Exercise prompt: In the material below, render the lines from the one containing "series-line-gesobc — [291, 27, 379, 80]" up to and including the one containing "series-line-egesobc — [291, 27, 379, 72]" as a Markdown table with a column "Row" for the row number and a column "Entry" for the line. Skip any blank lines.

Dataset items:
———
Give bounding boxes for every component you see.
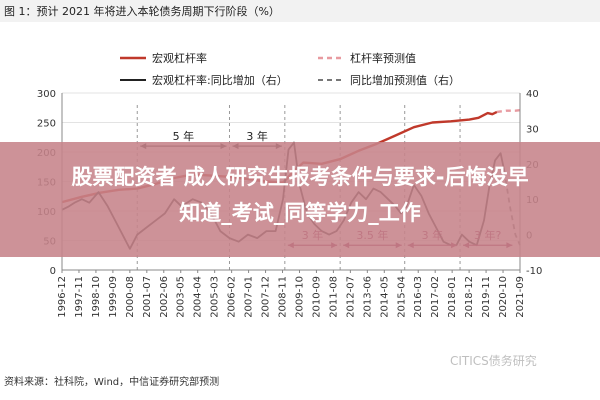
x-tick-label-10: 2006-02 [227, 276, 238, 318]
x-tick-label-25: 2019-11 [481, 276, 492, 318]
x-tick-label-17: 2012-07 [345, 276, 356, 318]
header-bar [0, 0, 600, 22]
span-label-1: 3 年 [246, 129, 268, 143]
overlay-line-1: 股票配资者 成人研究生报考条件与要求-后悔没早 [71, 165, 529, 189]
x-tick-label-12: 2007-12 [261, 276, 272, 318]
y2-tick-label-0: -10 [526, 266, 542, 277]
x-tick-label-22: 2017-02 [430, 276, 441, 318]
x-tick-label-7: 2003-05 [176, 276, 187, 318]
x-tick-label-23: 2018-01 [447, 276, 458, 318]
x-tick-label-19: 2014-05 [379, 276, 390, 318]
chart-title: 图 1：预计 2021 年将进入本轮债务周期下行阶段（%） [4, 4, 280, 18]
legend-label-yoy-forecast: 同比增加预测值（右） [350, 73, 460, 87]
x-tick-label-11: 2007-01 [244, 276, 255, 318]
x-tick-label-3: 1999-09 [108, 276, 119, 318]
x-tick-label-8: 2004-04 [193, 276, 204, 318]
x-tick-label-24: 2018-12 [464, 276, 475, 318]
x-tick-label-21: 2016-03 [413, 276, 424, 318]
source-note: 资料来源：社科院，Wind，中信证券研究部预测 [4, 375, 219, 388]
legend: 宏观杠杆率 杠杆率预测值 宏观杠杆率:同比增加（右） 同比增加预测值（右） [120, 51, 460, 87]
x-tick-label-13: 2008-11 [278, 276, 289, 318]
y2-tick-label-5: 40 [526, 89, 539, 100]
y-tick-label-0: 0 [50, 266, 56, 277]
y2-tick-label-4: 30 [526, 124, 539, 135]
overlay-banner: 股票配资者 成人研究生报考条件与要求-后悔没早 知道_考试_同等学力_工作 [0, 142, 600, 257]
x-tick-label-1: 1997-11 [74, 276, 85, 318]
x-tick-label-26: 2020-10 [498, 276, 509, 318]
x-tick-label-15: 2010-09 [311, 276, 322, 318]
y-tick-label-6: 300 [37, 89, 56, 100]
watermark: CITICS债务研究 [450, 354, 537, 368]
x-tick-label-14: 2009-10 [294, 276, 305, 318]
legend-label-yoy: 宏观杠杆率:同比增加（右） [152, 73, 288, 87]
x-tick-label-6: 2002-06 [159, 276, 170, 318]
span-label-0: 5 年 [173, 129, 195, 143]
legend-label-leverage: 宏观杠杆率 [152, 51, 207, 65]
x-tick-label-0: 1996-12 [57, 276, 68, 318]
x-tick-label-18: 2013-06 [362, 276, 373, 318]
x-tick-label-4: 2000-08 [125, 276, 136, 318]
x-tick-label-27: 2021-09 [515, 276, 526, 318]
x-tick-label-20: 2015-04 [396, 276, 407, 318]
overlay-line-2: 知道_考试_同等学力_工作 [179, 201, 421, 225]
y-tick-label-5: 250 [37, 119, 56, 130]
x-tick-label-2: 1998-10 [91, 276, 102, 318]
legend-label-leverage-forecast: 杠杆率预测值 [350, 51, 416, 65]
x-tick-label-9: 2005-03 [210, 276, 221, 318]
series-line-1 [496, 108, 521, 114]
x-tick-label-5: 2001-07 [142, 276, 153, 318]
x-tick-label-16: 2011-08 [328, 276, 339, 318]
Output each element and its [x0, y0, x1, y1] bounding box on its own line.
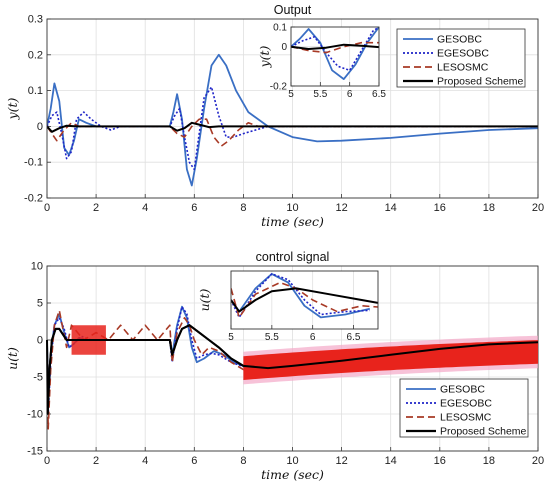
series-line-gesobc — [291, 27, 379, 80]
legend-entry-label: Proposed Scheme — [440, 426, 527, 438]
x-tick-label: 2 — [93, 455, 99, 467]
series-line-proposed-scheme — [47, 121, 538, 133]
legend-entry-label: GESOBC — [440, 384, 485, 396]
x-tick-label: 5.5 — [265, 332, 279, 343]
series-line-egesobc — [291, 27, 379, 72]
y-tick-label: -0.2 — [270, 82, 288, 93]
x-tick-label: 20 — [532, 202, 544, 214]
x-tick-label: 10 — [286, 202, 298, 214]
x-tick-label: 18 — [483, 455, 495, 467]
x-tick-label: 10 — [286, 455, 298, 467]
series-line-proposed-scheme — [231, 287, 378, 313]
x-tick-label: 12 — [335, 202, 347, 214]
y-tick-label: 0.2 — [28, 49, 43, 61]
x-tick-label: 6 — [310, 332, 316, 343]
x-tick-label: 8 — [240, 202, 246, 214]
series-group — [47, 53, 538, 187]
plot-3: 5 5.5 6 6.5 u(t) — [197, 270, 379, 343]
x-tick-label: 0 — [44, 202, 50, 214]
chart-title: control signal — [256, 250, 330, 264]
x-tick-label: 5 — [288, 89, 294, 100]
y-tick-label: 0.1 — [28, 85, 43, 97]
chattering-band — [46, 324, 539, 415]
y-tick-label: 0 — [281, 42, 287, 53]
plot-frame — [230, 270, 379, 330]
series-group — [291, 27, 379, 80]
legend-entry-label: GESOBC — [437, 34, 482, 46]
chattering-band-core — [243, 340, 538, 380]
x-axis-label: time (sec) — [261, 214, 324, 229]
x-tick-label: 6.5 — [347, 332, 361, 343]
y-axis-label: y(t) — [5, 97, 20, 120]
legend-entry-label: LESOSMC — [440, 412, 492, 424]
legend-entry-label: Proposed Scheme — [437, 76, 524, 88]
x-tick-label: 4 — [142, 455, 148, 467]
x-tick-label: 16 — [434, 455, 446, 467]
x-tick-label: 14 — [385, 202, 397, 214]
x-tick-label: 6.5 — [372, 89, 386, 100]
legend-entry-label: EGESOBC — [440, 398, 492, 410]
x-tick-label: 14 — [385, 455, 397, 467]
plot-area — [291, 27, 379, 86]
x-tick-label: 20 — [532, 455, 544, 467]
legend-1: GESOBC EGESOBC LESOSMC Proposed Scheme — [399, 378, 529, 438]
chart-title: Output — [274, 3, 312, 17]
y-tick-label: -15 — [27, 446, 43, 458]
x-tick-label: 6 — [191, 202, 197, 214]
x-tick-label: 12 — [335, 455, 347, 467]
x-axis-label: time (sec) — [261, 467, 324, 482]
series-line-proposed-scheme-top — [46, 324, 539, 415]
x-tick-label: 8 — [240, 455, 246, 467]
x-tick-label: 0 — [44, 455, 50, 467]
y-tick-label: 0 — [37, 121, 43, 133]
y-tick-label: 10 — [31, 261, 43, 273]
x-tick-label: 6 — [347, 89, 353, 100]
x-tick-label: 16 — [434, 202, 446, 214]
y-axis-label: u(t) — [5, 347, 20, 370]
plot-1: 5 5.5 6 6.5 -0.2 0 0.1y(t) — [257, 23, 386, 101]
y-tick-label: 0 — [37, 335, 43, 347]
plot-frame — [290, 26, 380, 87]
plot-frame — [46, 18, 539, 199]
series-line-proposed-scheme — [291, 43, 379, 50]
series-line-gesobc — [231, 273, 371, 319]
x-tick-label: 5.5 — [313, 89, 327, 100]
series-line-lesosmc — [47, 118, 538, 147]
x-tick-label: 18 — [483, 202, 495, 214]
legend-entry-label: EGESOBC — [437, 48, 489, 60]
y-axis-label: u(t) — [197, 288, 212, 311]
x-tick-label: 4 — [142, 202, 148, 214]
x-tick-label: 2 — [93, 202, 99, 214]
y-tick-label: -5 — [33, 372, 43, 384]
series-line-egesobc — [47, 86, 538, 171]
y-tick-label: -0.2 — [24, 193, 43, 205]
x-tick-label: 5 — [228, 332, 234, 343]
legend-entry-label: LESOSMC — [437, 62, 489, 74]
y-tick-label: 5 — [37, 298, 43, 310]
y-axis-label: y(t) — [257, 45, 272, 68]
y-tick-label: 0.1 — [273, 23, 287, 34]
y-tick-label: -0.1 — [24, 157, 43, 169]
series-group — [231, 273, 378, 319]
x-tick-label: 6 — [191, 455, 197, 467]
series-line-lesosmc — [291, 41, 379, 54]
legend-0: GESOBC EGESOBC LESOSMC Proposed Scheme — [396, 28, 526, 88]
y-tick-label: 0.3 — [28, 14, 43, 26]
y-tick-label: -10 — [27, 409, 43, 421]
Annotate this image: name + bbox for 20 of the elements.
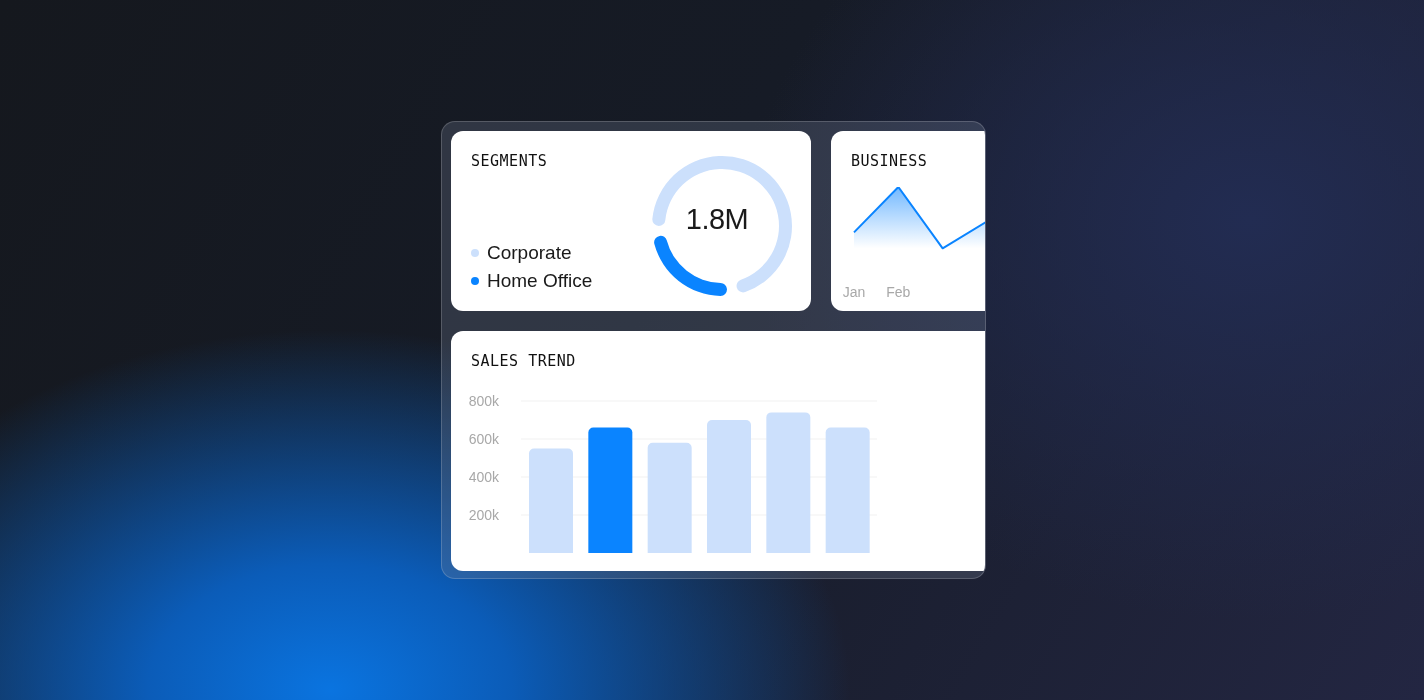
———
Reply to the task:
| Row | Entry |
|---|---|
| 1 | series-line-gesobc — [291, 27, 379, 80] |
| 2 | legend-entry-label: Proposed Scheme — [440, 426, 527, 438] |
| 3 | x-tick-label: 2 — [93, 455, 99, 467] |
| 4 | series-line-proposed-scheme — [47, 121, 538, 133] |
| 5 | legend-entry-label: GESOBC — [440, 384, 485, 396] |
| 6 | x-tick-label: 5.5 — [265, 332, 279, 343] |
| 7 | series-line-egesobc — [291, 27, 379, 72] |